EXCERPT TO READ:

## Begin

Figure 5: Predicted creakiness ratings (foreground points) with 95% credibility intervals and empirical creakiness ratings (background points) by face gender (color and shape), voice quality (x-axis) and f0 (facets).

Table 4: Zero-and-one-inflated Bayesian regression model table for fixed effects (FG = face gender, VQ = voice quality, f0 = new median f0) on creakiness ratings. Probabilities of direction (pd) of credible effects are bolded.

Fixed effects
Coefficient β^ SE ( β^ ) 95% CI pd
Intercept 0.48 0.11 [0.27, 0.69] 100
ϕ (phi) Intercept 2.10 0.10 [1.91, 2.30] 100
α (zoi) Intercept –4.06 0.36 [–4.82, –3.42] 100
γ (coi) Intercept 0.75 0.53 [–0.19, 1.88] 93.97
FG(F–M) 0.03 0.03 [–0.04, 0.10] 79.40
VQ(cr–mo) 1.04 0.12 [0.80, 1.30] 100
f0_1(135–115) –0.12 0.05 [–0.22, –0.02] 98.92
f0_2(155–(135+115)) –0.10 0.03 [–0.16, –0.04] 99.98
FG(F–M):VQ(cr–mo) –0.04 0.06 [–0.16, 0.08] 73.00
FG(F–M):f0_1(135–115) 0.00 0.05 [–0.09, 0.09] 52.18
FG(F–M):f0_2(155–(135+115)) –0.05 0.02 [–0.10, –0.01] 98.98
VQ(cr–mo):f0_1(135–115) 0.10 0.10 [–0.09, 0.29] 84.00
VQ(cr–mo):f0_2(155–(135+115)) –0.01 0.06 [–0.12, 0.10] 59.95
FG(F–M):VQ(cr–mo):f0_1(135–115) –0.10 0.08 [–0.26, 0.06] 88.60
FG(F–M):VQ(cr–mo):f0_2(155–(135+115)) 0.03 0.04 [–0.06, 0.11] 74.40

Empirical individual variation plots for creakiness ratings are available in Appendix A (Figure A8, A9 and A10) but will not be extensively discussed here. Figure A8 shows that participants do not differ in the direction of the effect of voice quality; utterances containing creaky voice are consistently rated as creakier than the modal utterances across all participants. In comparison to the effect of voice quality, there is much more individual variation in the effect of f0 (see Figure A9), which suggests that this effect is less robust. Likewise, there is individual variation in the direction of the effect of face gender, at least for the participants who do show observable differences between gendered faces (see Figure A10). Overall, participants do vary in the range of ratings they attribute to the predictors (voice quality, f0 and face gender). Some participants make use of the full VAS scale while others display more moderate responses, and some participants exhibit large rating differences between experimental conditions whereas others only show slight differences. These differences in quantity of between-participant variation are confirmed by the by-participant varying intercept estimates in the model (sd ϕ intercept: β^ = 0.61; sd α intercept: β^ = 1.73; sd γ intercept: β^ = 1.81; see Table A7 in Appendix A).

## End

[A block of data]
## Begin

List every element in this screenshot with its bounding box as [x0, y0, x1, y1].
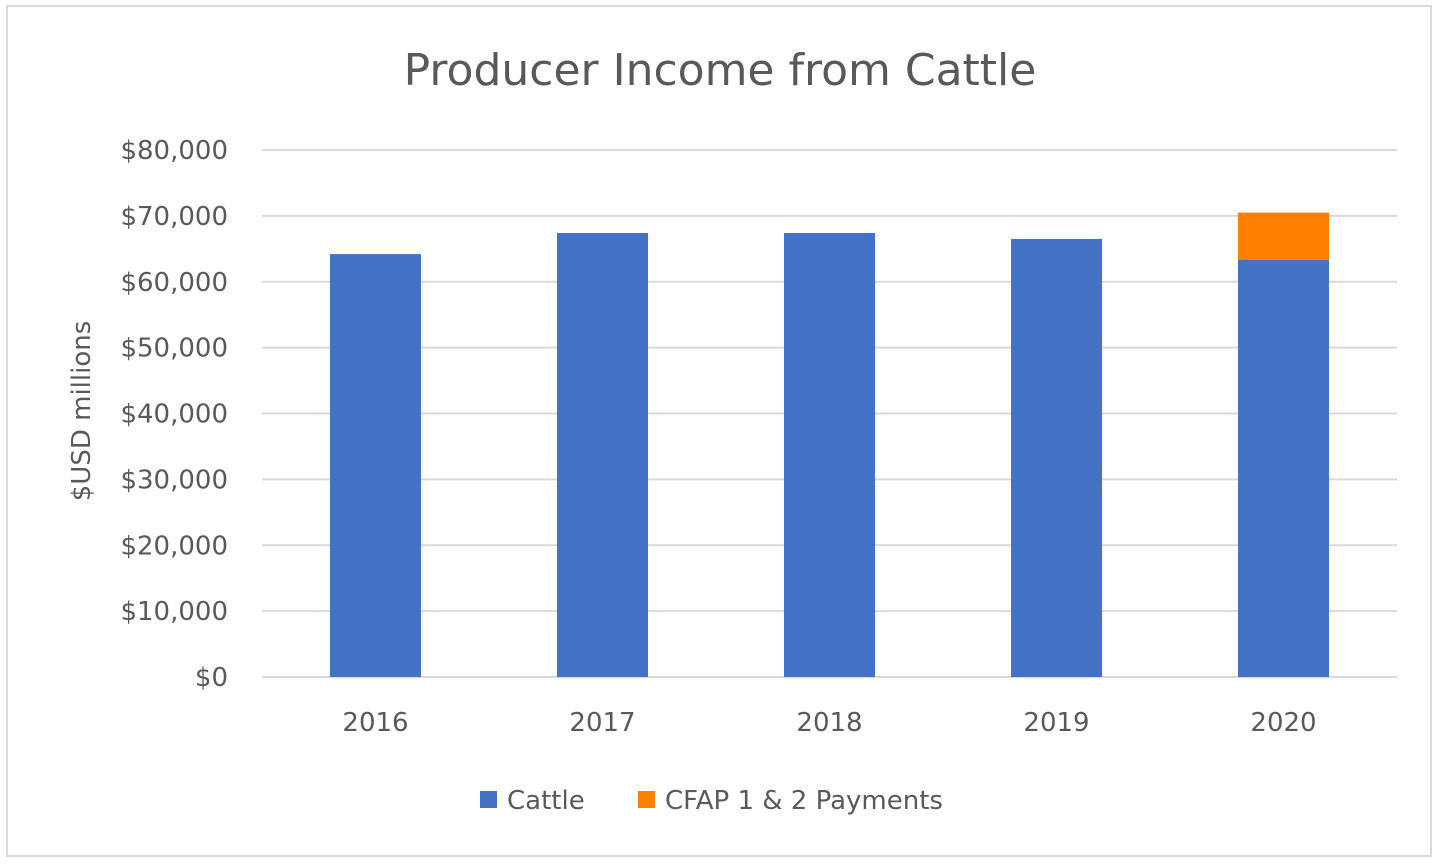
y-tick-label: $20,000: [120, 531, 228, 561]
x-tick-label: 2016: [342, 708, 408, 738]
bar-cattle-2018: [784, 233, 875, 677]
legend-label: CFAP 1 & 2 Payments: [665, 786, 943, 816]
legend: Cattle CFAP 1 & 2 Payments: [480, 786, 943, 816]
bar-cattle-2019: [1011, 238, 1102, 677]
y-tick-label: $30,000: [120, 465, 228, 495]
y-axis-ticks: $0 $10,000 $20,000 $30,000 $40,000 $50,000 $60…: [120, 136, 228, 693]
legend-swatch: [638, 791, 655, 808]
y-tick-label: $40,000: [120, 400, 228, 430]
x-axis-ticks: 2016 2017 2018 2019 2020: [342, 708, 1316, 738]
y-tick-label: $10,000: [120, 597, 228, 627]
x-tick-label: 2019: [1023, 708, 1089, 738]
bar-cfap-1-2-payments-2020: [1238, 212, 1329, 261]
bar-cattle-2020: [1238, 260, 1329, 677]
legend-swatch: [480, 791, 497, 808]
y-tick-label: $60,000: [120, 268, 228, 298]
x-tick-label: 2017: [569, 708, 635, 738]
bar-cattle-2017: [557, 233, 648, 677]
x-tick-label: 2018: [796, 708, 862, 738]
y-tick-label: $80,000: [120, 136, 228, 166]
chart-title: Producer Income from Cattle: [404, 45, 1037, 96]
chart-frame: [6, 5, 1432, 857]
y-tick-label: $0: [195, 663, 228, 693]
y-tick-label: $50,000: [120, 334, 228, 364]
y-tick-label: $70,000: [120, 202, 228, 232]
bars: [330, 212, 1329, 677]
legend-label: Cattle: [507, 786, 585, 816]
x-tick-label: 2020: [1250, 708, 1316, 738]
y-axis-title: $USD millions: [67, 321, 97, 502]
bar-cattle-2016: [330, 254, 421, 677]
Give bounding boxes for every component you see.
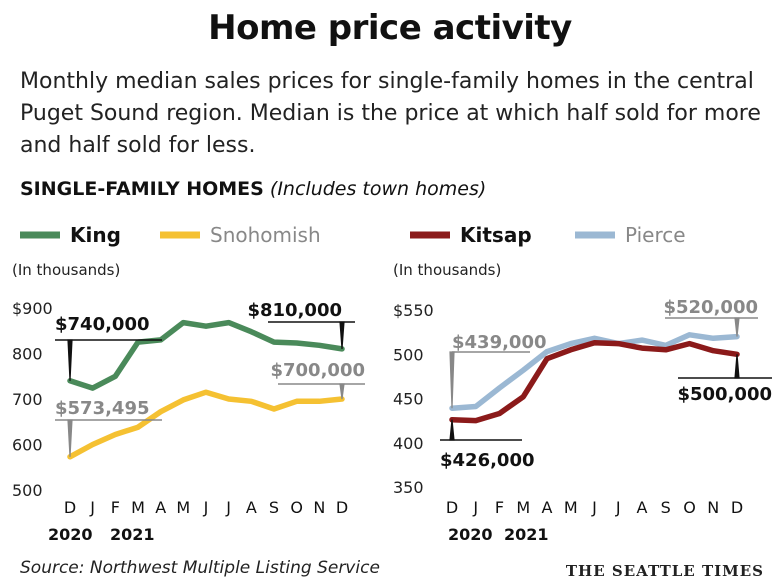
callout-pointer: [67, 339, 73, 381]
callout-pointer: [339, 321, 345, 349]
x-tick-label: D: [64, 498, 76, 517]
x-tick-label: J: [615, 498, 621, 517]
callout-pointer: [734, 317, 740, 337]
chart-subtitle: Monthly median sales prices for single-f…: [20, 69, 761, 158]
x-tick-label: J: [591, 498, 597, 517]
y-tick-label: 450: [393, 390, 424, 409]
year-label: 2021: [504, 525, 549, 544]
section-heading: SINGLE-FAMILY HOMES (Includes town homes…: [20, 178, 486, 200]
legend-label-king: King: [70, 223, 121, 247]
callout-label-king-first: $740,000: [55, 314, 150, 335]
series-line-king: [67, 319, 345, 391]
callout-label-kitsap-last: $500,000: [677, 384, 772, 405]
x-tick-label: D: [731, 498, 743, 517]
legend-label-snohomish: Snohomish: [210, 223, 321, 247]
x-tick-label: M: [564, 498, 578, 517]
callout-pointer: [67, 419, 73, 457]
series-line-pierce: [449, 332, 740, 411]
year-label: 2020: [48, 525, 93, 544]
x-tick-label: O: [683, 498, 696, 517]
y-tick-label: $900: [12, 299, 53, 318]
x-tick-label: S: [269, 498, 279, 517]
x-tick-label: A: [542, 498, 553, 517]
x-tick-label: J: [225, 498, 231, 517]
y-tick-label: 600: [12, 436, 43, 455]
section-heading-italic: (Includes town homes): [269, 178, 487, 200]
y-tick-label: 800: [12, 345, 43, 364]
x-tick-label: N: [707, 498, 719, 517]
unit-label: (In thousands): [12, 261, 120, 279]
chart-title: Home price activity: [208, 8, 572, 48]
legend-label-kitsap: Kitsap: [460, 223, 532, 247]
callout-pointer: [734, 354, 740, 379]
y-tick-label: 400: [393, 434, 424, 453]
x-tick-label: A: [246, 498, 257, 517]
x-tick-label: M: [131, 498, 145, 517]
x-tick-label: D: [446, 498, 458, 517]
x-tick-label: M: [516, 498, 530, 517]
legend-label-pierce: Pierce: [625, 223, 686, 247]
y-tick-label: 500: [12, 481, 43, 500]
callout-pointer: [339, 383, 345, 400]
callout-label-kitsap-first: $426,000: [440, 450, 535, 471]
x-tick-label: J: [472, 498, 478, 517]
source-note: Source: Northwest Multiple Listing Servi…: [20, 558, 380, 578]
x-tick-label: O: [290, 498, 303, 517]
x-tick-label: N: [313, 498, 325, 517]
x-tick-label: D: [336, 498, 348, 517]
series-line-snohomish: [67, 389, 345, 460]
callout-label-pierce-last: $520,000: [663, 297, 758, 318]
callout-pointer: [449, 419, 455, 441]
x-tick-label: A: [637, 498, 648, 517]
y-tick-label: 500: [393, 345, 424, 364]
year-label: 2021: [110, 525, 155, 544]
callout-label-pierce-first: $439,000: [452, 332, 547, 353]
callout-label-king-last: $810,000: [247, 300, 342, 321]
year-label: 2020: [448, 525, 493, 544]
x-tick-label: F: [495, 498, 504, 517]
callout-label-snohomish-first: $573,495: [55, 398, 150, 419]
x-tick-label: A: [155, 498, 166, 517]
x-tick-label: M: [176, 498, 190, 517]
y-tick-label: 350: [393, 478, 424, 497]
x-tick-label: J: [203, 498, 209, 517]
y-tick-label: 700: [12, 390, 43, 409]
callout-pointer: [449, 351, 455, 409]
x-tick-label: S: [661, 498, 671, 517]
x-tick-label: J: [89, 498, 95, 517]
x-tick-label: F: [111, 498, 120, 517]
callout-label-snohomish-last: $700,000: [270, 360, 365, 381]
unit-label: (In thousands): [393, 261, 501, 279]
y-tick-label: $550: [393, 301, 434, 320]
series-line-kitsap: [449, 339, 740, 424]
brand-logo: THE SEATTLE TIMES: [565, 562, 764, 580]
section-heading-bold: SINGLE-FAMILY HOMES: [20, 178, 264, 200]
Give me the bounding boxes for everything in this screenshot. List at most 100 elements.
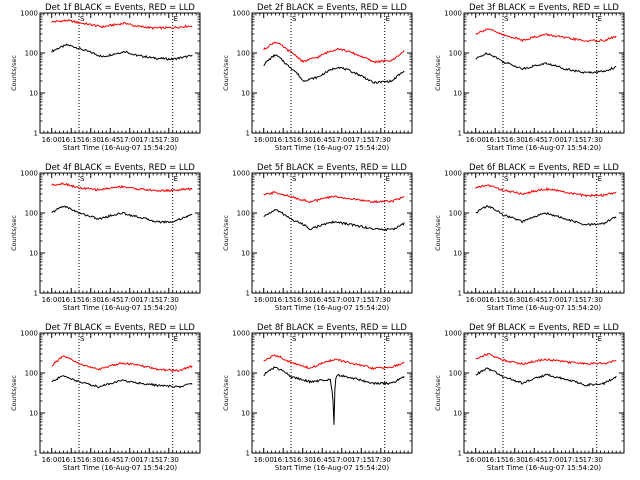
x-tick-label: 16:45 [100,456,120,464]
y-axis-label: Counts/sec [10,55,18,91]
x-tick-label: 17:15 [139,296,159,304]
events-series-line [51,375,193,389]
chart-title: Det 6f BLACK = Events, RED = LLD [469,163,619,173]
time-marker-label: S [292,15,297,23]
y-axis-label: Counts/sec [10,215,18,251]
plot-frame [251,172,413,294]
y-tick-label: 100 [237,210,250,218]
x-tick-label: 16:45 [524,136,544,144]
x-tick-label: 17:30 [371,296,391,304]
plot-frame [39,172,201,294]
y-tick-label: 100 [237,50,250,58]
x-axis-label: Start Time (16-Aug-07 15:54:20) [275,304,389,312]
time-marker-label: S [80,15,85,23]
y-tick-label: 1000 [20,10,38,18]
time-marker-label: S [292,175,297,183]
x-tick-label: 16:30 [293,136,313,144]
lld-series-line [263,354,405,371]
y-axis-label: Counts/sec [222,215,230,251]
x-tick-label: 17:00 [120,456,140,464]
x-axis-label: Start Time (16-Aug-07 15:54:20) [487,464,601,472]
x-axis-label: Start Time (16-Aug-07 15:54:20) [63,464,177,472]
x-axis-label: Start Time (16-Aug-07 15:54:20) [275,464,389,472]
x-tick-label: 16:45 [100,136,120,144]
x-tick-label: 16:30 [81,456,101,464]
y-tick-label: 1000 [444,330,462,338]
chart-title: Det 4f BLACK = Events, RED = LLD [45,163,195,173]
x-axis-label: Start Time (16-Aug-07 15:54:20) [63,304,177,312]
time-marker-label: E [598,335,602,343]
chart-title: Det 8f BLACK = Events, RED = LLD [257,323,407,333]
x-tick-label: 16:45 [524,296,544,304]
time-marker-label: S [504,335,509,343]
x-tick-label: 17:30 [583,136,603,144]
time-marker-label: E [174,175,178,183]
x-tick-label: 17:15 [351,136,371,144]
x-tick-label: 17:00 [544,296,564,304]
x-tick-label: 16:15 [485,296,505,304]
plot-frame [39,12,201,134]
x-tick-label: 16:00 [254,456,274,464]
plot-frame [463,172,625,294]
time-marker-label: S [80,335,85,343]
lld-series-line [263,41,405,64]
x-tick-label: 16:30 [81,136,101,144]
x-tick-label: 17:00 [544,136,564,144]
chart-panel-4: Det 4f BLACK = Events, RED = LLD 1 10 100 10… [10,163,201,312]
x-tick-label: 17:00 [332,456,352,464]
x-tick-label: 17:30 [159,456,179,464]
time-marker-label: S [504,15,509,23]
x-tick-label: 17:30 [583,456,603,464]
x-tick-label: 16:30 [293,296,313,304]
y-tick-label: 1000 [232,170,250,178]
lld-series-line [51,182,193,193]
chart-panel-1: Det 1f BLACK = Events, RED = LLD 1 10 100 10… [10,3,201,152]
y-tick-label: 1000 [232,10,250,18]
x-axis-label: Start Time (16-Aug-07 15:54:20) [487,144,601,152]
lld-series-line [475,184,617,198]
y-tick-label: 1 [34,290,38,298]
plot-frame [251,332,413,454]
y-tick-label: 1000 [444,170,462,178]
chart-title: Det 5f BLACK = Events, RED = LLD [257,163,407,173]
chart-panel-2: Det 2f BLACK = Events, RED = LLD 1 10 100 10… [222,3,413,152]
y-tick-label: 10 [453,250,462,258]
events-series-line [51,43,193,61]
x-tick-label: 16:30 [505,456,525,464]
y-tick-label: 1000 [232,330,250,338]
x-axis-label: Start Time (16-Aug-07 15:54:20) [63,144,177,152]
chart-panel-9: Det 9f BLACK = Events, RED = LLD 1 10 100 10… [434,323,625,472]
time-marker-label: E [386,175,390,183]
y-tick-label: 10 [29,90,38,98]
x-tick-label: 16:15 [273,456,293,464]
y-tick-label: 1 [246,290,250,298]
time-marker-label: E [598,175,602,183]
x-tick-label: 17:00 [332,136,352,144]
events-series-line [51,205,193,224]
y-tick-label: 100 [25,370,38,378]
chart-panel-6: Det 6f BLACK = Events, RED = LLD 1 10 100 10… [434,163,625,312]
x-tick-label: 17:15 [563,136,583,144]
x-tick-label: 16:45 [100,296,120,304]
y-axis-label: Counts/sec [434,215,442,251]
x-tick-label: 17:15 [563,296,583,304]
x-tick-label: 16:00 [42,296,62,304]
chart-title: Det 2f BLACK = Events, RED = LLD [257,3,407,13]
y-tick-label: 100 [449,370,462,378]
x-tick-label: 17:15 [351,296,371,304]
x-tick-label: 17:15 [563,456,583,464]
x-tick-label: 16:00 [42,456,62,464]
x-tick-label: 16:45 [312,456,332,464]
x-tick-label: 16:15 [485,136,505,144]
x-tick-label: 16:00 [466,296,486,304]
x-tick-label: 16:30 [505,296,525,304]
chart-panel-8: Det 8f BLACK = Events, RED = LLD 1 10 100 10… [222,323,413,472]
lld-series-line [51,18,193,30]
x-tick-label: 17:30 [159,136,179,144]
events-series-line [263,53,405,85]
time-marker-label: E [598,15,602,23]
plot-frame [463,12,625,134]
x-tick-label: 16:30 [293,456,313,464]
y-tick-label: 1 [458,130,462,138]
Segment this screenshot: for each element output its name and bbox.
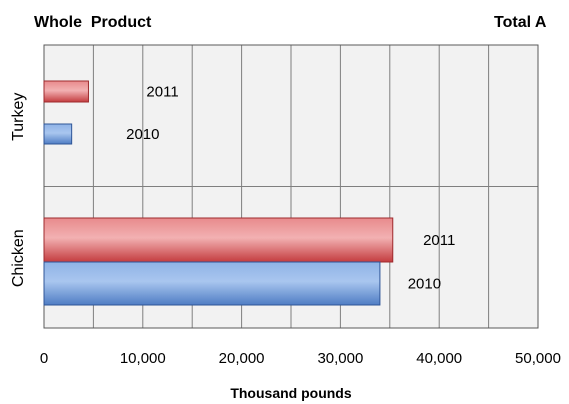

## End

JOB:
Revise the creakiness ratings excerpt starting at "Figure 5: Predicted" and ending at "effects are bolded.", replacing "creakiness" with "roughness" throughout that span. The records bear no relation to the creakiness ratings excerpt.

EXPECTED ANSWER:
Figure 5: Predicted roughness ratings (foreground points) with 95% credibility intervals and empirical roughness ratings (background points) by face gender (color and shape), voice quality (x-axis) and f0 (facets).

Table 4: Zero-and-one-inflated Bayesian regression model table for fixed effects (FG = face gender, VQ = voice quality, f0 = new median f0) on roughness ratings. Probabilities of direction (pd) of credible effects are bolded.